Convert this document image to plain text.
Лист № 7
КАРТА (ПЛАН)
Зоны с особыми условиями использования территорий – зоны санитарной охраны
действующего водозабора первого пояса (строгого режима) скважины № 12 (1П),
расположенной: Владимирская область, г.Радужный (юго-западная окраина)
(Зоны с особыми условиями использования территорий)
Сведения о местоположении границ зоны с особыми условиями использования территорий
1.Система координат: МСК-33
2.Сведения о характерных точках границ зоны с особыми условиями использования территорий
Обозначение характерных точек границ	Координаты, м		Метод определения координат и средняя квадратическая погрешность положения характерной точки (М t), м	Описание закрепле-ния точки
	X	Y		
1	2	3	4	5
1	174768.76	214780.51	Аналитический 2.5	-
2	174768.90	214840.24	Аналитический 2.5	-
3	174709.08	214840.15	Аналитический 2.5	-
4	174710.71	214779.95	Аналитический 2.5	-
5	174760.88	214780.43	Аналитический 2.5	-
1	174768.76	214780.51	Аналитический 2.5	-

=-=-=-=-=

__What needs to be done__
Retype the listing exactly, in full.

__Output for this task__
Convert this document image to plain text.
Лист № 7
КАРТА (ПЛАН)
Зоны с особыми условиями использования территорий – зоны санитарной охраны
действующего водозабора первого пояса (строгого режима) скважины № 12 (1П),
расположенной: Владимирская область, г.Радужный (юго-западная окраина)
(Зоны с особыми условиями использования территорий)
Сведения о местоположении границ зоны с особыми условиями использования территорий
1.Система координат: МСК-33
2.Сведения о характерных точках границ зоны с особыми условиями использования территорий
Обозначение характерных точек границ	Координаты, м		Метод определения координат и средняя квадратическая погрешность положения характерной точки (М t), м	Описание закрепле-ния точки
	X	Y		
1	2	3	4	5
1	174768.76	214780.51	Аналитический 2.5	-
2	174768.90	214840.24	Аналитический 2.5	-
3	174709.08	214840.15	Аналитический 2.5	-
4	174710.71	214779.95	Аналитический 2.5	-
5	174760.88	214780.43	Аналитический 2.5	-
1	174768.76	214780.51	Аналитический 2.5	-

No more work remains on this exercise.